**Your task**. Each of the entries should be retyped precisely as it appears.

(Figure content listings)
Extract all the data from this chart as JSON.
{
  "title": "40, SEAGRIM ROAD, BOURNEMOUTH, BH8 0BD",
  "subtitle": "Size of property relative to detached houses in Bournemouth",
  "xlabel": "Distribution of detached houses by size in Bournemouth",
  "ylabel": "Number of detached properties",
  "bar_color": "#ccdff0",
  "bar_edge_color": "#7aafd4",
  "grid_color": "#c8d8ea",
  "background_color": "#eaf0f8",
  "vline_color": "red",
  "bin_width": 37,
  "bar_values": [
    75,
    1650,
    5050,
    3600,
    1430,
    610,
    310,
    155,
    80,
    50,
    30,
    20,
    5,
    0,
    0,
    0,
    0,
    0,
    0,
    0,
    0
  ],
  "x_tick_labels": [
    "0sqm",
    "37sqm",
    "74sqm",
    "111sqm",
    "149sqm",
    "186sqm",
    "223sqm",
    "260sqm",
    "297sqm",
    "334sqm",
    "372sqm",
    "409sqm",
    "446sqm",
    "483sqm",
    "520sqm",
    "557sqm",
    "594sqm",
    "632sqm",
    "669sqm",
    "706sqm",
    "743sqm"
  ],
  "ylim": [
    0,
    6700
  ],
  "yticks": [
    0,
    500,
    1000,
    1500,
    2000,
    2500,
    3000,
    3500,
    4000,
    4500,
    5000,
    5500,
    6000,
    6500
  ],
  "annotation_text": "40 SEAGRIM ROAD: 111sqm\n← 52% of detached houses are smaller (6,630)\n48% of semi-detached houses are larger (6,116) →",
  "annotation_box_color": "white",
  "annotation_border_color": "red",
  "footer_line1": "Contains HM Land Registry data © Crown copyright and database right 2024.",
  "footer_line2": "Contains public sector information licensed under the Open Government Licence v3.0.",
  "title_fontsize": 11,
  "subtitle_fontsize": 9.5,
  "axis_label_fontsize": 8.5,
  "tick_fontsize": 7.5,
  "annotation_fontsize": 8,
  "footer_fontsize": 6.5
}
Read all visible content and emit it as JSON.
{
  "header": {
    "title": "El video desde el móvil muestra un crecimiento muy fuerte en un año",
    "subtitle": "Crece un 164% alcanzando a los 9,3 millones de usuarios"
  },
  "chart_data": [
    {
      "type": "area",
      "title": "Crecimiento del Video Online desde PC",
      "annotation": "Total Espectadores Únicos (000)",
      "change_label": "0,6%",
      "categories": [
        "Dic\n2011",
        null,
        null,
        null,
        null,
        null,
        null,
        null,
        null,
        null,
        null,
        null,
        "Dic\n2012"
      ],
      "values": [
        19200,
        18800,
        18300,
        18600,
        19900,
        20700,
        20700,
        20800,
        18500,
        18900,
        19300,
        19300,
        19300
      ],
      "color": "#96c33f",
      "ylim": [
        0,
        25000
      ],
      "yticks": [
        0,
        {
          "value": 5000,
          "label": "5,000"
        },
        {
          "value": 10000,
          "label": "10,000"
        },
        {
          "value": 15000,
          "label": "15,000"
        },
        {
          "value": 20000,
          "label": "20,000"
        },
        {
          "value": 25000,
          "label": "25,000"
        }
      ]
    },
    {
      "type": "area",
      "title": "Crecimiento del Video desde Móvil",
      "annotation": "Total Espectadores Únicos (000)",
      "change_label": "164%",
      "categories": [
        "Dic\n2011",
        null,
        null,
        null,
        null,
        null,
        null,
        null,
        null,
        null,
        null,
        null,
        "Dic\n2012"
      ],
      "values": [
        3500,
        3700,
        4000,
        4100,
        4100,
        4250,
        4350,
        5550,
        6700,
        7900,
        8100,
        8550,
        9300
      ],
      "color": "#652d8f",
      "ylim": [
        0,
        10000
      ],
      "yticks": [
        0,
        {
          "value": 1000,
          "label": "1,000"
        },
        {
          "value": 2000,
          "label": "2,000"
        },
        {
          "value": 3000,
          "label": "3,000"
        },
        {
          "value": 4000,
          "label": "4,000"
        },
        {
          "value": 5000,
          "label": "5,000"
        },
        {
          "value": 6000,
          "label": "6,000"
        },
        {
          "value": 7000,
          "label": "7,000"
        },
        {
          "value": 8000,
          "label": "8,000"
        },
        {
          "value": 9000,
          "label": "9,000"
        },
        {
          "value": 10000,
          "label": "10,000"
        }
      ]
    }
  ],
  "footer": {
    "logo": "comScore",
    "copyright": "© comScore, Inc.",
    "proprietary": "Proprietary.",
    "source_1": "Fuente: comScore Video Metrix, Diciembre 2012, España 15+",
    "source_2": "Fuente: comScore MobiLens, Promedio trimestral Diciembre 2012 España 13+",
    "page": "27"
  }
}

**Output**.
Extract all the data from this chart as JSON.
{
  "title": "40, SEAGRIM ROAD, BOURNEMOUTH, BH8 0BD",
  "subtitle": "Size of property relative to detached houses in Bournemouth",
  "xlabel": "Distribution of detached houses by size in Bournemouth",
  "ylabel": "Number of detached properties",
  "bar_color": "#ccdff0",
  "bar_edge_color": "#7aafd4",
  "grid_color": "#c8d8ea",
  "background_color": "#eaf0f8",
  "vline_color": "red",
  "bin_width": 37,
  "bar_values": [
    75,
    1650,
    5050,
    3600,
    1430,
    610,
    310,
    155,
    80,
    50,
    30,
    20,
    5,
    0,
    0,
    0,
    0,
    0,
    0,
    0,
    0
  ],
  "x_tick_labels": [
    "0sqm",
    "37sqm",
    "74sqm",
    "111sqm",
    "149sqm",
    "186sqm",
    "223sqm",
    "260sqm",
    "297sqm",
    "334sqm",
    "372sqm",
    "409sqm",
    "446sqm",
    "483sqm",
    "520sqm",
    "557sqm",
    "594sqm",
    "632sqm",
    "669sqm",
    "706sqm",
    "743sqm"
  ],
  "ylim": [
    0,
    6700
  ],
  "yticks": [
    0,
    500,
    1000,
    1500,
    2000,
    2500,
    3000,
    3500,
    4000,
    4500,
    5000,
    5500,
    6000,
    6500
  ],
  "annotation_text": "40 SEAGRIM ROAD: 111sqm\n← 52% of detached houses are smaller (6,630)\n48% of semi-detached houses are larger (6,116) →",
  "annotation_box_color": "white",
  "annotation_border_color": "red",
  "footer_line1": "Contains HM Land Registry data © Crown copyright and database right 2024.",
  "footer_line2": "Contains public sector information licensed under the Open Government Licence v3.0.",
  "title_fontsize": 11,
  "subtitle_fontsize": 9.5,
  "axis_label_fontsize": 8.5,
  "tick_fontsize": 7.5,
  "annotation_fontsize": 8,
  "footer_fontsize": 6.5
}
Read all visible content and emit it as JSON.
{
  "header": {
    "title": "El video desde el móvil muestra un crecimiento muy fuerte en un año",
    "subtitle": "Crece un 164% alcanzando a los 9,3 millones de usuarios"
  },
  "chart_data": [
    {
      "type": "area",
      "title": "Crecimiento del Video Online desde PC",
      "annotation": "Total Espectadores Únicos (000)",
      "change_label": "0,6%",
      "categories": [
        "Dic\n2011",
        null,
        null,
        null,
        null,
        null,
        null,
        null,
        null,
        null,
        null,
        null,
        "Dic\n2012"
      ],
      "values": [
        19200,
        18800,
        18300,
        18600,
        19900,
        20700,
        20700,
        20800,
        18500,
        18900,
        19300,
        19300,
        19300
      ],
      "color": "#96c33f",
      "ylim": [
        0,
        25000
      ],
      "yticks": [
        0,
        {
          "value": 5000,
          "label": "5,000"
        },
        {
          "value": 10000,
          "label": "10,000"
        },
        {
          "value": 15000,
          "label": "15,000"
        },
        {
          "value": 20000,
          "label": "20,000"
        },
        {
          "value": 25000,
          "label": "25,000"
        }
      ]
    },
    {
      "type": "area",
      "title": "Crecimiento del Video desde Móvil",
      "annotation": "Total Espectadores Únicos (000)",
      "change_label": "164%",
      "categories": [
        "Dic\n2011",
        null,
        null,
        null,
        null,
        null,
        null,
        null,
        null,
        null,
        null,
        null,
        "Dic\n2012"
      ],
      "values": [
        3500,
        3700,
        4000,
        4100,
        4100,
        4250,
        4350,
        5550,
        6700,
        7900,
        8100,
        8550,
        9300
      ],
      "color": "#652d8f",
      "ylim": [
        0,
        10000
      ],
      "yticks": [
        0,
        {
          "value": 1000,
          "label": "1,000"
        },
        {
          "value": 2000,
          "label": "2,000"
        },
        {
          "value": 3000,
          "label": "3,000"
        },
        {
          "value": 4000,
          "label": "4,000"
        },
        {
          "value": 5000,
          "label": "5,000"
        },
        {
          "value": 6000,
          "label": "6,000"
        },
        {
          "value": 7000,
          "label": "7,000"
        },
        {
          "value": 8000,
          "label": "8,000"
        },
        {
          "value": 9000,
          "label": "9,000"
        },
        {
          "value": 10000,
          "label": "10,000"
        }
      ]
    }
  ],
  "footer": {
    "logo": "comScore",
    "copyright": "© comScore, Inc.",
    "proprietary": "Proprietary.",
    "source_1": "Fuente: comScore Video Metrix, Diciembre 2012, España 15+",
    "source_2": "Fuente: comScore MobiLens, Promedio trimestral Diciembre 2012 España 13+",
    "page": "27"
  }
}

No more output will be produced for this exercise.